Transcribe the records that follow exactly. Skip the pictures.

• • • • • • •

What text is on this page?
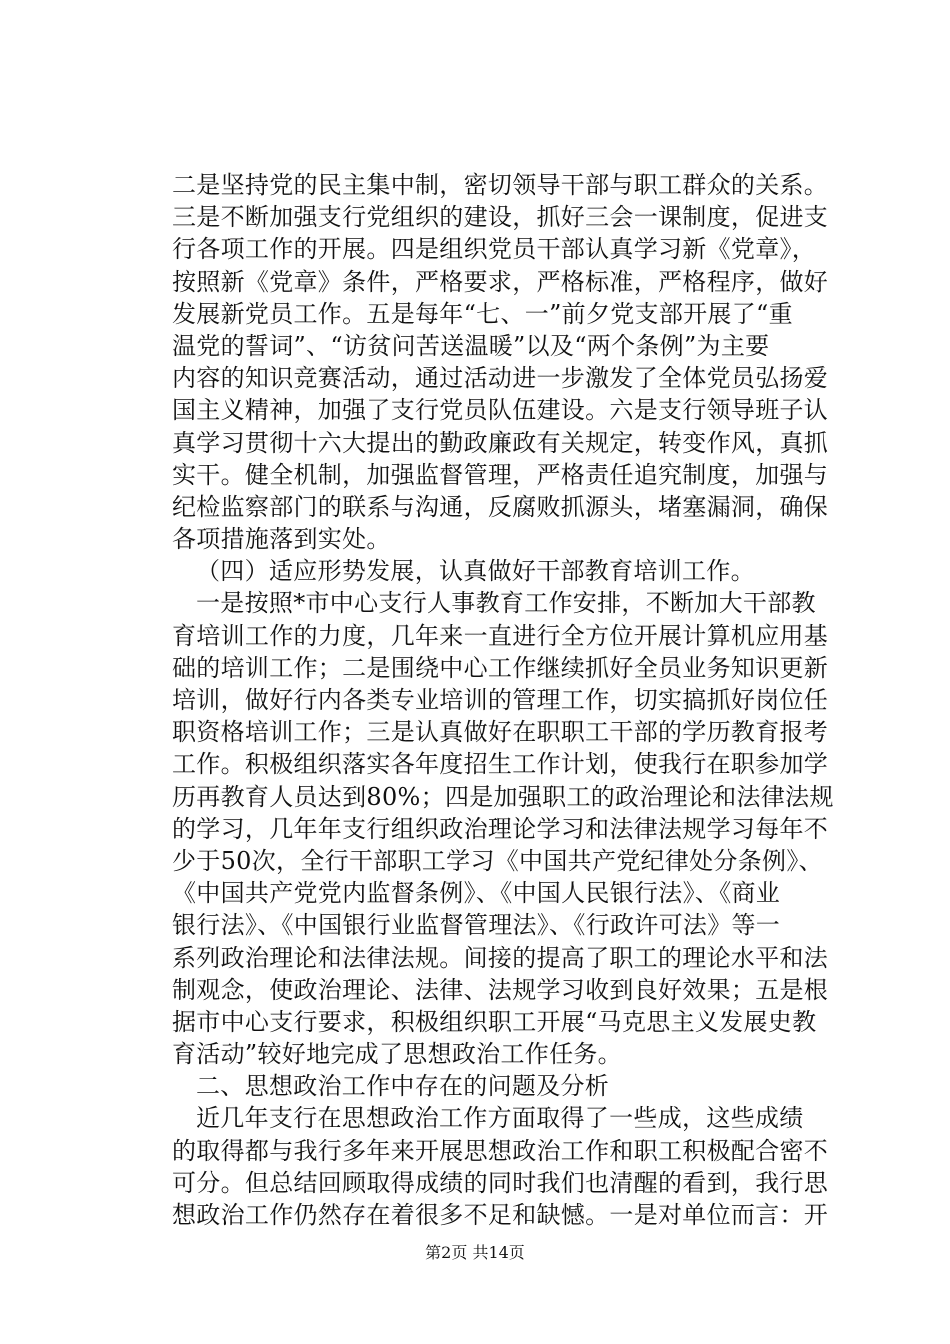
二是坚持党的民主集中制，密切领导干部与职工群众的关系。
三是不断加强支行党组织的建设，抓好三会一课制度，促进支
行各项工作的开展。四是组织党员干部认真学习新《党章》，
按照新《党章》条件，严格要求，严格标准，严格程序，做好
发展新党员工作。五是每年“七、一”前夕党支部开展了“重
温党的誓词”、“访贫问苦送温暖”以及“两个条例”为主要
内容的知识竞赛活动，通过活动进一步激发了全体党员弘扬爱
国主义精神，加强了支行党员队伍建设。六是支行领导班子认
真学习贯彻十六大提出的勤政廉政有关规定，转变作风，真抓
实干。健全机制，加强监督管理，严格责任追究制度，加强与
纪检监察部门的联系与沟通，反腐败抓源头，堵塞漏洞，确保
各项措施落到实处。
（四）适应形势发展，认真做好干部教育培训工作。
一是按照*市中心支行人事教育工作安排，不断加大干部教
育培训工作的力度，几年来一直进行全方位开展计算机应用基
础的培训工作；二是围绕中心工作继续抓好全员业务知识更新
培训，做好行内各类专业培训的管理工作，切实搞抓好岗位任
职资格培训工作；三是认真做好在职职工干部的学历教育报考
工作。积极组织落实各年度招生工作计划，使我行在职参加学
历再教育人员达到80%；四是加强职工的政治理论和法律法规
的学习，几年年支行组织政治理论学习和法律法规学习每年不
少于50次，全行干部职工学习《中国共产党纪律处分条例》、
《中国共产党党内监督条例》、《中国人民银行法》、《商业
银行法》、《中国银行业监督管理法》、《行政许可法》等一
系列政治理论和法律法规。间接的提高了职工的理论水平和法
制观念，使政治理论、法律、法规学习收到良好效果；五是根
据市中心支行要求，积极组织职工开展“马克思主义发展史教
育活动”较好地完成了思想政治工作任务。
二、思想政治工作中存在的问题及分析
近几年支行在思想政治工作方面取得了一些成，这些成绩
的取得都与我行多年来开展思想政治工作和职工积极配合密不
可分。但总结回顾取得成绩的同时我们也清醒的看到，我行思
想政治工作仍然存在着很多不足和缺憾。一是对单位而言：开
第2页 共14页
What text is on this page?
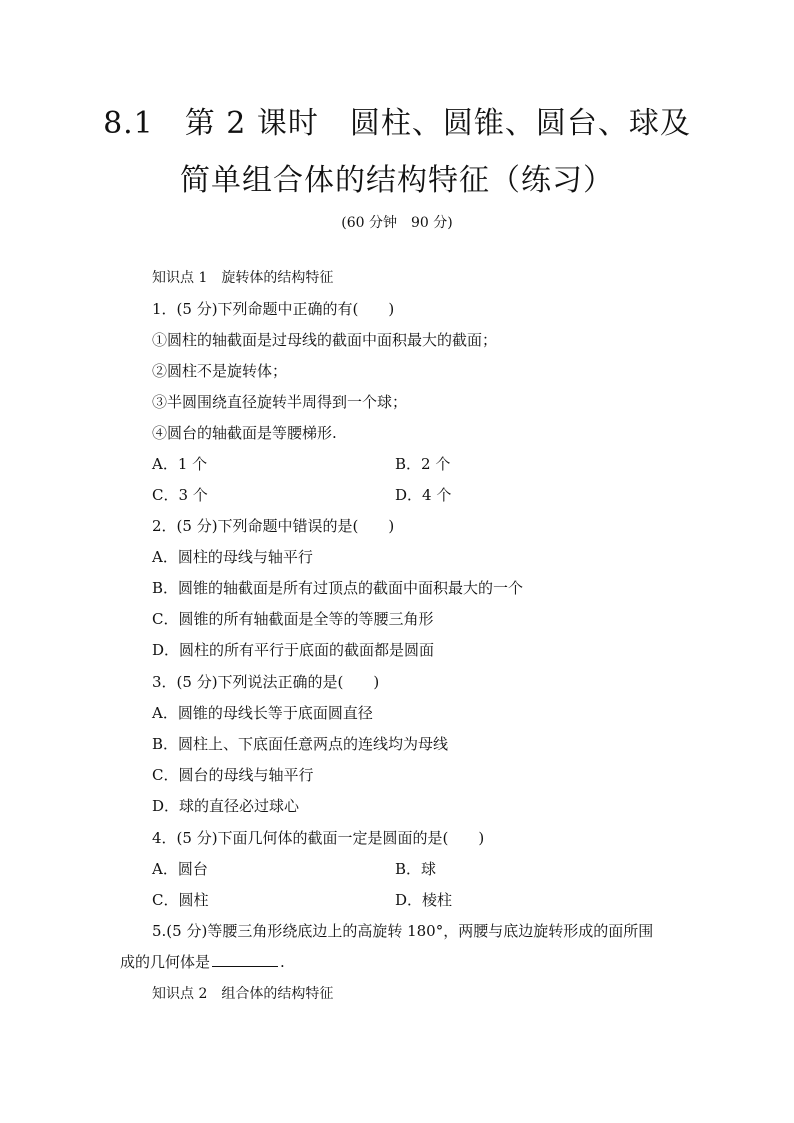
8.1　第 2 课时　圆柱、圆锥、圆台、球及
简单组合体的结构特征（练习）
(60 分钟　90 分)
知识点 1　旋转体的结构特征
1．(5 分)下列命题中正确的有(　　)
①圆柱的轴截面是过母线的截面中面积最大的截面；
②圆柱不是旋转体；
③半圆围绕直径旋转半周得到一个球；
④圆台的轴截面是等腰梯形.
A．1 个	B．2 个
C．3 个	D．4 个
2．(5 分)下列命题中错误的是(　　)
A．圆柱的母线与轴平行
B．圆锥的轴截面是所有过顶点的截面中面积最大的一个
C．圆锥的所有轴截面是全等的等腰三角形
D．圆柱的所有平行于底面的截面都是圆面
3．(5 分)下列说法正确的是(　　)
A．圆锥的母线长等于底面圆直径
B．圆柱上、下底面任意两点的连线均为母线
C．圆台的母线与轴平行
D．球的直径必过球心
4．(5 分)下面几何体的截面一定是圆面的是(　　)
A．圆台	B．球
C．圆柱	D．棱柱
5.(5 分)等腰三角形绕底边上的高旋转 180°，两腰与底边旋转形成的面所围
成的几何体是	.
知识点 2　组合体的结构特征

• • • • • • •

_Worked solution_
What text is on this page?
二是坚持党的民主集中制，密切领导干部与职工群众的关系。
三是不断加强支行党组织的建设，抓好三会一课制度，促进支
行各项工作的开展。四是组织党员干部认真学习新《党章》，
按照新《党章》条件，严格要求，严格标准，严格程序，做好
发展新党员工作。五是每年“七、一”前夕党支部开展了“重
温党的誓词”、“访贫问苦送温暖”以及“两个条例”为主要
内容的知识竞赛活动，通过活动进一步激发了全体党员弘扬爱
国主义精神，加强了支行党员队伍建设。六是支行领导班子认
真学习贯彻十六大提出的勤政廉政有关规定，转变作风，真抓
实干。健全机制，加强监督管理，严格责任追究制度，加强与
纪检监察部门的联系与沟通，反腐败抓源头，堵塞漏洞，确保
各项措施落到实处。
（四）适应形势发展，认真做好干部教育培训工作。
一是按照*市中心支行人事教育工作安排，不断加大干部教
育培训工作的力度，几年来一直进行全方位开展计算机应用基
础的培训工作；二是围绕中心工作继续抓好全员业务知识更新
培训，做好行内各类专业培训的管理工作，切实搞抓好岗位任
职资格培训工作；三是认真做好在职职工干部的学历教育报考
工作。积极组织落实各年度招生工作计划，使我行在职参加学
历再教育人员达到80%；四是加强职工的政治理论和法律法规
的学习，几年年支行组织政治理论学习和法律法规学习每年不
少于50次，全行干部职工学习《中国共产党纪律处分条例》、
《中国共产党党内监督条例》、《中国人民银行法》、《商业
银行法》、《中国银行业监督管理法》、《行政许可法》等一
系列政治理论和法律法规。间接的提高了职工的理论水平和法
制观念，使政治理论、法律、法规学习收到良好效果；五是根
据市中心支行要求，积极组织职工开展“马克思主义发展史教
育活动”较好地完成了思想政治工作任务。
二、思想政治工作中存在的问题及分析
近几年支行在思想政治工作方面取得了一些成，这些成绩
的取得都与我行多年来开展思想政治工作和职工积极配合密不
可分。但总结回顾取得成绩的同时我们也清醒的看到，我行思
想政治工作仍然存在着很多不足和缺憾。一是对单位而言：开
第2页 共14页
What text is on this page?
8.1　第 2 课时　圆柱、圆锥、圆台、球及
简单组合体的结构特征（练习）
(60 分钟　90 分)
知识点 1　旋转体的结构特征
1．(5 分)下列命题中正确的有(　　)
①圆柱的轴截面是过母线的截面中面积最大的截面；
②圆柱不是旋转体；
③半圆围绕直径旋转半周得到一个球；
④圆台的轴截面是等腰梯形.
A．1 个	B．2 个
C．3 个	D．4 个
2．(5 分)下列命题中错误的是(　　)
A．圆柱的母线与轴平行
B．圆锥的轴截面是所有过顶点的截面中面积最大的一个
C．圆锥的所有轴截面是全等的等腰三角形
D．圆柱的所有平行于底面的截面都是圆面
3．(5 分)下列说法正确的是(　　)
A．圆锥的母线长等于底面圆直径
B．圆柱上、下底面任意两点的连线均为母线
C．圆台的母线与轴平行
D．球的直径必过球心
4．(5 分)下面几何体的截面一定是圆面的是(　　)
A．圆台	B．球
C．圆柱	D．棱柱
5.(5 分)等腰三角形绕底边上的高旋转 180°，两腰与底边旋转形成的面所围
成的几何体是	.
知识点 2　组合体的结构特征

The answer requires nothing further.